# Request
Locate the string "замысел" in the records below. Copy every line where it occurs.
##########
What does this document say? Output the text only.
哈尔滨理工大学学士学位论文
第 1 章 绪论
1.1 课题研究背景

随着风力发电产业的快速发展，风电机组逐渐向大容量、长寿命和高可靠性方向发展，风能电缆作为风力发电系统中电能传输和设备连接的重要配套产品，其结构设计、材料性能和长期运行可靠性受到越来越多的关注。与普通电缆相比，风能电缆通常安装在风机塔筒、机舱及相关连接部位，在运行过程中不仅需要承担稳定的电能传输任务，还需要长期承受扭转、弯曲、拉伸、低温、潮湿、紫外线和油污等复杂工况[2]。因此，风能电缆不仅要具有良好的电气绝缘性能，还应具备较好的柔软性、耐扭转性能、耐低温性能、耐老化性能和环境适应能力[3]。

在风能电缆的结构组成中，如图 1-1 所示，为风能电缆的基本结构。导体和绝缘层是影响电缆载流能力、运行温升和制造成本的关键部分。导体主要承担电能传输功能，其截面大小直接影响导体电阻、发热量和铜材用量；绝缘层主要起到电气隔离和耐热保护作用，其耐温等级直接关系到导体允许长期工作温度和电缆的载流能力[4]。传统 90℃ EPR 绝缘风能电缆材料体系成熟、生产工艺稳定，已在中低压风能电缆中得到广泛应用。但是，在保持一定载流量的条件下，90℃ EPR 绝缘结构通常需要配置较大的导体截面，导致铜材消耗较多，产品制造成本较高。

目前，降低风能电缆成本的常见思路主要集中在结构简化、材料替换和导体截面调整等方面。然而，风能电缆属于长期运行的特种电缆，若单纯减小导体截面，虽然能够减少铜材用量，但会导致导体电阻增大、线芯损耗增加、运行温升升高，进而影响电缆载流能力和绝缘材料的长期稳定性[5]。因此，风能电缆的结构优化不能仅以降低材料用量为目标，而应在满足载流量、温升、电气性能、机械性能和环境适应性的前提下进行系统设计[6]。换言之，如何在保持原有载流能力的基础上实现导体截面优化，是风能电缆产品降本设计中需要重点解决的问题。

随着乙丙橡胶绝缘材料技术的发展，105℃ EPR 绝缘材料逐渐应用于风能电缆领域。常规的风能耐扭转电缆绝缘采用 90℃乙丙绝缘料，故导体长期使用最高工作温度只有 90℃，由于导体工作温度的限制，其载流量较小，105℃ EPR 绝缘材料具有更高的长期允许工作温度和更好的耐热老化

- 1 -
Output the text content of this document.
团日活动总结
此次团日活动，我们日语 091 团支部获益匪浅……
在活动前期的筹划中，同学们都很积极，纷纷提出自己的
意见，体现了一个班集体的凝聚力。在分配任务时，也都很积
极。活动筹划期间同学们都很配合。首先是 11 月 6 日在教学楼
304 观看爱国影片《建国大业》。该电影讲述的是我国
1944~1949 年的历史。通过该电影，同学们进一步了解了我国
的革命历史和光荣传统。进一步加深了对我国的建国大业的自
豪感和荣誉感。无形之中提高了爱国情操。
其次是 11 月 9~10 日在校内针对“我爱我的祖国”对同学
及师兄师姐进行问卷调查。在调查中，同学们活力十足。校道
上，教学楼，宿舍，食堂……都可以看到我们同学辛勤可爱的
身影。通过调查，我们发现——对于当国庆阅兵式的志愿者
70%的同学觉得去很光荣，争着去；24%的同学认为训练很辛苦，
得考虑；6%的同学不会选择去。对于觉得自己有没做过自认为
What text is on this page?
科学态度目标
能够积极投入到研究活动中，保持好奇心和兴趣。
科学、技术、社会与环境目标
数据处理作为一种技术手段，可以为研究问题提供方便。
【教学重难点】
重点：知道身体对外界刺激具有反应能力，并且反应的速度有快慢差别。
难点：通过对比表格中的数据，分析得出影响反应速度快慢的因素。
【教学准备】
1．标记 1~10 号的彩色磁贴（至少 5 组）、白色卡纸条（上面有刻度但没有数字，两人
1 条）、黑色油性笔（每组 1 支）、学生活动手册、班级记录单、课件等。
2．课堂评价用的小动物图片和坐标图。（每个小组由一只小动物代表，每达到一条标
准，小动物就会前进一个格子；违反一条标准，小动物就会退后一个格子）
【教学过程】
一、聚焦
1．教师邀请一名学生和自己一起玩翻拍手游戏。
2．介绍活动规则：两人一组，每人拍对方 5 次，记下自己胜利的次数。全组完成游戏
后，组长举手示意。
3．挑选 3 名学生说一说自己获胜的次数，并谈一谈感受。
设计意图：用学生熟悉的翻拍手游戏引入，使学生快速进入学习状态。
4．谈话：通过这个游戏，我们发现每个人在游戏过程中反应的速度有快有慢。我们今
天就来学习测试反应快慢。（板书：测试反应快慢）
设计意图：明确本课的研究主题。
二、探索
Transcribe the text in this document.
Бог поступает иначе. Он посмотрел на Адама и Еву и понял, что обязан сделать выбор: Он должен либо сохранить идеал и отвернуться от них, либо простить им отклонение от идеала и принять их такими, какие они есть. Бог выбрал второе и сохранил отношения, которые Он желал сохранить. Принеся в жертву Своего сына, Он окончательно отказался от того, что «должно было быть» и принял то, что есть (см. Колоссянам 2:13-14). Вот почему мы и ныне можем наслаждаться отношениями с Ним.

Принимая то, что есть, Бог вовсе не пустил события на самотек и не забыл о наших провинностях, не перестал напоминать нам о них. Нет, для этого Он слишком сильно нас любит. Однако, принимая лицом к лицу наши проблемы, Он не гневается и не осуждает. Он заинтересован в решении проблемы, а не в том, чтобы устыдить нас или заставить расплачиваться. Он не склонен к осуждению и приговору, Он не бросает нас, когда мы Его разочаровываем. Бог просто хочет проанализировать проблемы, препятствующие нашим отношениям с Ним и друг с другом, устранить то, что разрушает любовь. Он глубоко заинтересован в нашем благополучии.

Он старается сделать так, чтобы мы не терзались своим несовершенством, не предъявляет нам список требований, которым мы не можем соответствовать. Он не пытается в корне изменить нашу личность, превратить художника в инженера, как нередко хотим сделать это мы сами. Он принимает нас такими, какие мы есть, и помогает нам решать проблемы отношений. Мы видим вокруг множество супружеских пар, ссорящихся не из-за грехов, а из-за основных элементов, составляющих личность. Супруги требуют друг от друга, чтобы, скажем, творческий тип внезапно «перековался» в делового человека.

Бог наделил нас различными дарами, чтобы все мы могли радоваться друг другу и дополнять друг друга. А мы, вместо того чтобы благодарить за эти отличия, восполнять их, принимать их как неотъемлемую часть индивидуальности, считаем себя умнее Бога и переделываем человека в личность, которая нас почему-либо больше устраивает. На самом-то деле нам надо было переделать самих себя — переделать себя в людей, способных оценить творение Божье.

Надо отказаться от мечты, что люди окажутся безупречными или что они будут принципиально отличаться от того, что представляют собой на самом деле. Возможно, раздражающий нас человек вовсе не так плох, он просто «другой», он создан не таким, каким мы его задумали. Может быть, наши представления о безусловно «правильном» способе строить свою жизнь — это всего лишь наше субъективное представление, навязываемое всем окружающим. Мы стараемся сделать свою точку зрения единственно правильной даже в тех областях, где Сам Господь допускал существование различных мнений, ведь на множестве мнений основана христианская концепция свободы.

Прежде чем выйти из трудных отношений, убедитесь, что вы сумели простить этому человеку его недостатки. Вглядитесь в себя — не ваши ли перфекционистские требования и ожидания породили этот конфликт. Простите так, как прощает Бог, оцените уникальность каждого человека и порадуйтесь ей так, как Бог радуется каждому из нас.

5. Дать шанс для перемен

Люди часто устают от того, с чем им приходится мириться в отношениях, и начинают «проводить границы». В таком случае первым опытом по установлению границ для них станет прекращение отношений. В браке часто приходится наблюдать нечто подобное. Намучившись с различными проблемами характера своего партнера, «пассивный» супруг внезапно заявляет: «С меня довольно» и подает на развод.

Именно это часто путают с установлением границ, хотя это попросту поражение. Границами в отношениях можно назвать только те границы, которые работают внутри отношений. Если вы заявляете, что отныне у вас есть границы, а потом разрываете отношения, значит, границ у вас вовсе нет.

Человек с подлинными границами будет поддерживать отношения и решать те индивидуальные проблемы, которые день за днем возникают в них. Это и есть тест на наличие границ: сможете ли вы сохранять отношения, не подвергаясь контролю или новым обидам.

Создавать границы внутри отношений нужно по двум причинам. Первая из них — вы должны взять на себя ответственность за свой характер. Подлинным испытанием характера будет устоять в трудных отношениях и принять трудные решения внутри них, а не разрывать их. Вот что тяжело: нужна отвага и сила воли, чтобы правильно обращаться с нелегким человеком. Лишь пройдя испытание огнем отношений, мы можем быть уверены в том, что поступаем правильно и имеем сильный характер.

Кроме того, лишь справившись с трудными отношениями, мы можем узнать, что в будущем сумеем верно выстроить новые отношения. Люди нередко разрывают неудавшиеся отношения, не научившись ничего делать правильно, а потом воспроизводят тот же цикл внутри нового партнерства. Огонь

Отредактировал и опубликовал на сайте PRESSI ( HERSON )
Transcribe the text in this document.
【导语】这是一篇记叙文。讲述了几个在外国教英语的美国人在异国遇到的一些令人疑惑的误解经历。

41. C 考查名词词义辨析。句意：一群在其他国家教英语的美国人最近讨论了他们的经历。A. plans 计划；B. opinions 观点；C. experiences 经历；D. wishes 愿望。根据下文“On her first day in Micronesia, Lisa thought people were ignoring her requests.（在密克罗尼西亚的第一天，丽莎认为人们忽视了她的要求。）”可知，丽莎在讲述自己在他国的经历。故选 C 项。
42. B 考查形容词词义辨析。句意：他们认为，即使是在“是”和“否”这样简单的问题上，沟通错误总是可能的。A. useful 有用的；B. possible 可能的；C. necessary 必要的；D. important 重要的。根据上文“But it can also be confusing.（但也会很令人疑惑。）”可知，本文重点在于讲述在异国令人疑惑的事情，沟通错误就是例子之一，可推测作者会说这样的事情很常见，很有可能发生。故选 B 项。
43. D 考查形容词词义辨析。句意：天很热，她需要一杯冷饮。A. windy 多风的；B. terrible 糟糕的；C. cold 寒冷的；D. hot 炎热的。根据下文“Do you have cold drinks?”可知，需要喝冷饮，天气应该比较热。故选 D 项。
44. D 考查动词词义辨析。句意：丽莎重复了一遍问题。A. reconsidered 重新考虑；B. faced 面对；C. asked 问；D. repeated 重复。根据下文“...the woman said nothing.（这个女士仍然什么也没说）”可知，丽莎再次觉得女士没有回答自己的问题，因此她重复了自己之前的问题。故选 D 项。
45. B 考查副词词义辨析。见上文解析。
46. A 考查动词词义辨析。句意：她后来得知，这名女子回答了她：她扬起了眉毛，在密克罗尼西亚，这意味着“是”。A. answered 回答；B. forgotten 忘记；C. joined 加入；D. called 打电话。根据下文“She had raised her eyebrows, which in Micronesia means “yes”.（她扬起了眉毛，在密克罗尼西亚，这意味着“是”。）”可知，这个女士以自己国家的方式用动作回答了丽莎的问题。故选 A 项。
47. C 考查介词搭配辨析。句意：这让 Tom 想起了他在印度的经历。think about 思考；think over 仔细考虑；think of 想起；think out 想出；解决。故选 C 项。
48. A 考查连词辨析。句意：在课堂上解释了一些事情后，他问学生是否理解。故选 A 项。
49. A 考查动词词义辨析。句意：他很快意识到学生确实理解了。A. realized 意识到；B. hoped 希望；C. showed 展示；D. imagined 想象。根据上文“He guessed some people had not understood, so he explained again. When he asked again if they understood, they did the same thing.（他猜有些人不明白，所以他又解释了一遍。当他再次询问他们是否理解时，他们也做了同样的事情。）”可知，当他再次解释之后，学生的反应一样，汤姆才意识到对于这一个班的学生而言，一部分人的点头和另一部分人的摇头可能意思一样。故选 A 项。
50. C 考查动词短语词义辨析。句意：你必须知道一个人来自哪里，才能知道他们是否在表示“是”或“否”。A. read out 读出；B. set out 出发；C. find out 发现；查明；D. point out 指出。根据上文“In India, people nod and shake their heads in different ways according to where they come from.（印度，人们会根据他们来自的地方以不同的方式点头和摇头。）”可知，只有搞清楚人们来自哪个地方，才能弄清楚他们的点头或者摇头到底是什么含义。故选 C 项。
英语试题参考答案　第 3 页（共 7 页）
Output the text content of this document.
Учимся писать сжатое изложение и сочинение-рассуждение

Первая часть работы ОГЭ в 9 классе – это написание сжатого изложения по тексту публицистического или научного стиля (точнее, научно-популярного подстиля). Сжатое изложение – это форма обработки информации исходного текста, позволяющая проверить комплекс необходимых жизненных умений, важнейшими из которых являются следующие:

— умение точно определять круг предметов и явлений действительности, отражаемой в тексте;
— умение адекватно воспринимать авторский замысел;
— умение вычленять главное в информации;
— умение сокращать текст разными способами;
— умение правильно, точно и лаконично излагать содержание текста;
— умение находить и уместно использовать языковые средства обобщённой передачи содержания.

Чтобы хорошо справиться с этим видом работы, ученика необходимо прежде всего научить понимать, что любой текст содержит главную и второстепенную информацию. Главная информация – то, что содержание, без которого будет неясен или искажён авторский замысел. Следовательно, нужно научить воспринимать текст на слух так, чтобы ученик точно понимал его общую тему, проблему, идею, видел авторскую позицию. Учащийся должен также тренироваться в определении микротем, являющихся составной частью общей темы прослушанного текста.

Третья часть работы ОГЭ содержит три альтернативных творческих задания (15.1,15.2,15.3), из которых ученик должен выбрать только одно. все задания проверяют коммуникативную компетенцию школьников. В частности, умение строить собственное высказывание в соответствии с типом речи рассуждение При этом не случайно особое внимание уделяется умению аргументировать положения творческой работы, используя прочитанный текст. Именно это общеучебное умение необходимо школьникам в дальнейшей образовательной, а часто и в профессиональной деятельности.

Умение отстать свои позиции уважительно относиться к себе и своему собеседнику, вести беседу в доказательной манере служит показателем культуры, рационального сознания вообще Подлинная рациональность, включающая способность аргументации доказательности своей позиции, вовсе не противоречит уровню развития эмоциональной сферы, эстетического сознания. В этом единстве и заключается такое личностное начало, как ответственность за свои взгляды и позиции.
##########
# Task answer
— умение адекватно воспринимать авторский замысел;
Чтобы хорошо справиться с этим видом работы, ученика необходимо прежде всего научить понимать, что любой текст содержит главную и второстепенную информацию. Главная информация – то, что содержание, без которого будет неясен или искажён авторский замысел. Следовательно, нужно научить воспринимать текст на слух так, чтобы ученик точно понимал его общую тему, проблему, идею, видел авторскую позицию. Учащийся должен также тренироваться в определении микротем, являющихся составной частью общей темы прослушанного текста.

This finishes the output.